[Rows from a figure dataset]
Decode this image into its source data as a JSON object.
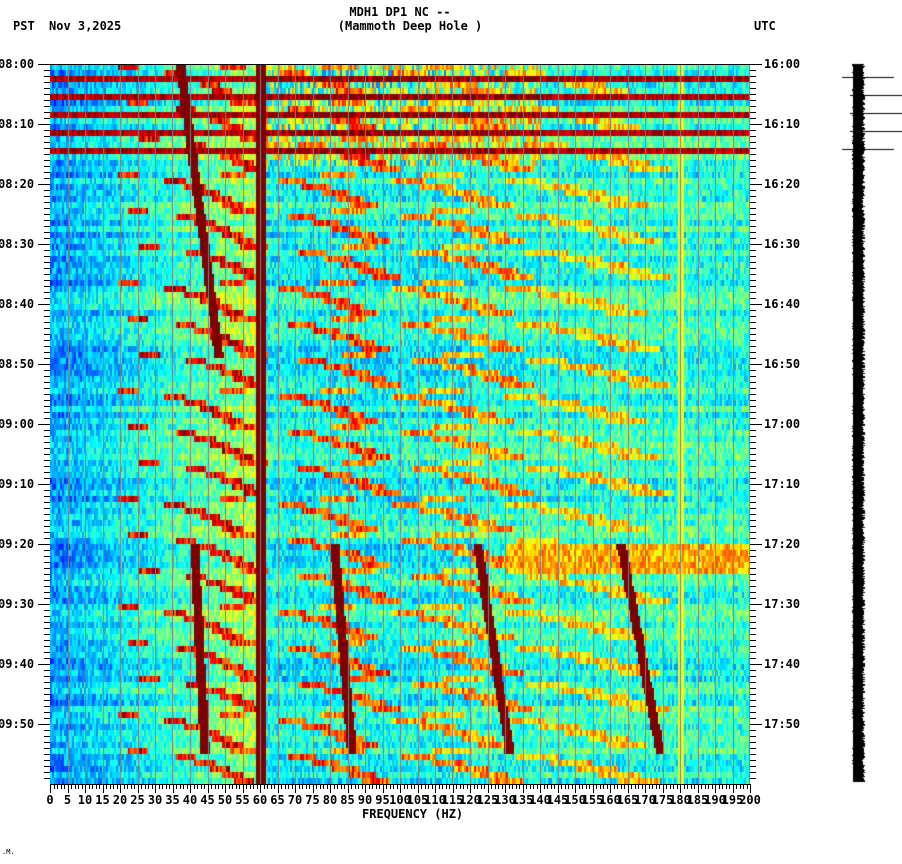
{
  "header": {
    "title_line1": "MDH1 DP1 NC --",
    "title_line2": "(Mammoth Deep Hole )",
    "tz_left": "PST",
    "date": "Nov 3,2025",
    "tz_right": "UTC"
  },
  "chart_data": {
    "type": "heatmap",
    "title": "MDH1 DP1 NC -- (Mammoth Deep Hole )",
    "subtitle": "Nov 3,2025",
    "xlabel": "FREQUENCY (HZ)",
    "ylabel_left": "PST",
    "ylabel_right": "UTC",
    "xlim": [
      0,
      200
    ],
    "x_ticks": [
      0,
      5,
      10,
      15,
      20,
      25,
      30,
      35,
      40,
      45,
      50,
      55,
      60,
      65,
      70,
      75,
      80,
      85,
      90,
      95,
      100,
      105,
      110,
      115,
      120,
      125,
      130,
      135,
      140,
      145,
      150,
      155,
      160,
      165,
      170,
      175,
      180,
      185,
      190,
      195,
      200
    ],
    "x_minor_tick_step": 1,
    "y_ticks_left": [
      "08:00",
      "08:10",
      "08:20",
      "08:30",
      "08:40",
      "08:50",
      "09:00",
      "09:10",
      "09:20",
      "09:30",
      "09:40",
      "09:50"
    ],
    "y_ticks_right": [
      "16:00",
      "16:10",
      "16:20",
      "16:30",
      "16:40",
      "16:50",
      "17:00",
      "17:10",
      "17:20",
      "17:30",
      "17:40",
      "17:50"
    ],
    "y_minor_tick_step_minutes": 1,
    "duration_minutes": 120,
    "colormap": "jet",
    "grid": {
      "vertical_every_hz": 5,
      "color": "#808080"
    },
    "features": {
      "constant_line_hz": [
        60
      ],
      "weak_line_hz": [
        180
      ],
      "broadband_bursts_minutes": [
        2,
        5,
        8,
        11,
        14
      ],
      "elevated_band": {
        "start_min": 80,
        "end_min": 85,
        "from_hz": 130,
        "to_hz": 200
      },
      "drifting_tones": [
        {
          "start_min": 0,
          "end_min": 48,
          "start_hz": 37,
          "end_hz": 48
        },
        {
          "start_min": 80,
          "end_min": 114,
          "start_hz": 41,
          "end_hz": 44
        },
        {
          "start_min": 80,
          "end_min": 114,
          "start_hz": 81,
          "end_hz": 86
        },
        {
          "start_min": 80,
          "end_min": 114,
          "start_hz": 122,
          "end_hz": 131
        },
        {
          "start_min": 80,
          "end_min": 114,
          "start_hz": 163,
          "end_hz": 174
        }
      ],
      "arcs": {
        "period_minutes": 6,
        "base_hz_start": 22,
        "sweep_hz": 55
      }
    }
  },
  "seismogram": {
    "marker_lines_y": [
      77,
      95,
      113,
      131,
      149
    ]
  },
  "footer": {
    "corner_mark": ".M."
  }
}
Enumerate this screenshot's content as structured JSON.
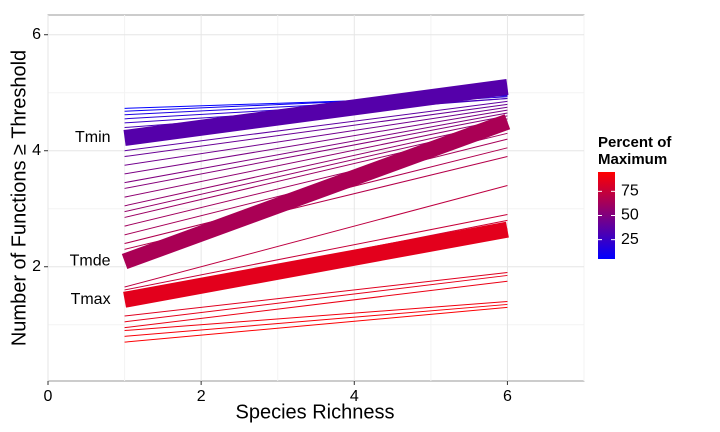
{
  "chart_data": {
    "type": "line",
    "x_label": "Species Richness",
    "y_label": "Number of Functions ≥ Threshold",
    "x": [
      1,
      6
    ],
    "xlim": [
      0,
      7
    ],
    "xticks": [
      0,
      2,
      4,
      6
    ],
    "xminor": [
      1,
      3,
      5,
      7
    ],
    "ylim": [
      0.03,
      6.34
    ],
    "yticks": [
      2,
      4,
      6
    ],
    "yminor": [
      1,
      3,
      5
    ],
    "grid": true,
    "colorscale": {
      "title": [
        "Percent of",
        "Maximum"
      ],
      "low": "#0000ff",
      "high": "#ff0000",
      "lim": [
        5,
        95
      ],
      "ticks": [
        25,
        50,
        75
      ]
    },
    "series": [
      {
        "percent": 5,
        "values": [
          4.73,
          4.95
        ]
      },
      {
        "percent": 10,
        "values": [
          4.68,
          4.97
        ]
      },
      {
        "percent": 15,
        "values": [
          4.62,
          4.95
        ]
      },
      {
        "percent": 20,
        "values": [
          4.55,
          4.93
        ]
      },
      {
        "percent": 25,
        "values": [
          4.48,
          4.9
        ]
      },
      {
        "percent": 30,
        "values": [
          4.4,
          4.9
        ]
      },
      {
        "percent": 38,
        "values": [
          4.0,
          4.85
        ]
      },
      {
        "percent": 42,
        "values": [
          3.9,
          4.8
        ]
      },
      {
        "percent": 45,
        "values": [
          3.75,
          4.75
        ]
      },
      {
        "percent": 48,
        "values": [
          3.6,
          4.7
        ]
      },
      {
        "percent": 50,
        "values": [
          3.45,
          4.65
        ]
      },
      {
        "percent": 52,
        "values": [
          3.35,
          4.6
        ]
      },
      {
        "percent": 55,
        "values": [
          3.2,
          4.55
        ]
      },
      {
        "percent": 57,
        "values": [
          3.05,
          4.5
        ]
      },
      {
        "percent": 58,
        "values": [
          2.95,
          4.45
        ]
      },
      {
        "percent": 60,
        "values": [
          2.85,
          4.4
        ]
      },
      {
        "percent": 62,
        "values": [
          2.7,
          4.3
        ]
      },
      {
        "percent": 64,
        "values": [
          2.55,
          4.2
        ]
      },
      {
        "percent": 67,
        "values": [
          2.4,
          4.05
        ]
      },
      {
        "percent": 69,
        "values": [
          2.3,
          3.9
        ]
      },
      {
        "percent": 72,
        "values": [
          1.65,
          3.4
        ]
      },
      {
        "percent": 75,
        "values": [
          1.6,
          2.9
        ]
      },
      {
        "percent": 78,
        "values": [
          1.5,
          2.8
        ]
      },
      {
        "percent": 80,
        "values": [
          1.45,
          2.65
        ]
      },
      {
        "percent": 84,
        "values": [
          1.15,
          1.9
        ]
      },
      {
        "percent": 86,
        "values": [
          1.05,
          1.85
        ]
      },
      {
        "percent": 88,
        "values": [
          0.95,
          1.75
        ]
      },
      {
        "percent": 90,
        "values": [
          0.9,
          1.4
        ]
      },
      {
        "percent": 92,
        "values": [
          0.8,
          1.35
        ]
      },
      {
        "percent": 94,
        "values": [
          0.7,
          1.3
        ]
      }
    ],
    "highlights": [
      {
        "name": "Tmin",
        "percent": 35,
        "values": [
          4.22,
          5.1
        ]
      },
      {
        "name": "Tmde",
        "percent": 65,
        "values": [
          2.09,
          4.5
        ]
      },
      {
        "name": "Tmax",
        "percent": 85,
        "values": [
          1.43,
          2.64
        ]
      }
    ]
  }
}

## [Task description]
In the listing above, find each line with the word "JSON" and copy it.

## [Task output]
Decode this image into its source data as a JSON object.
Enumerate this screenshot's content as structured JSON.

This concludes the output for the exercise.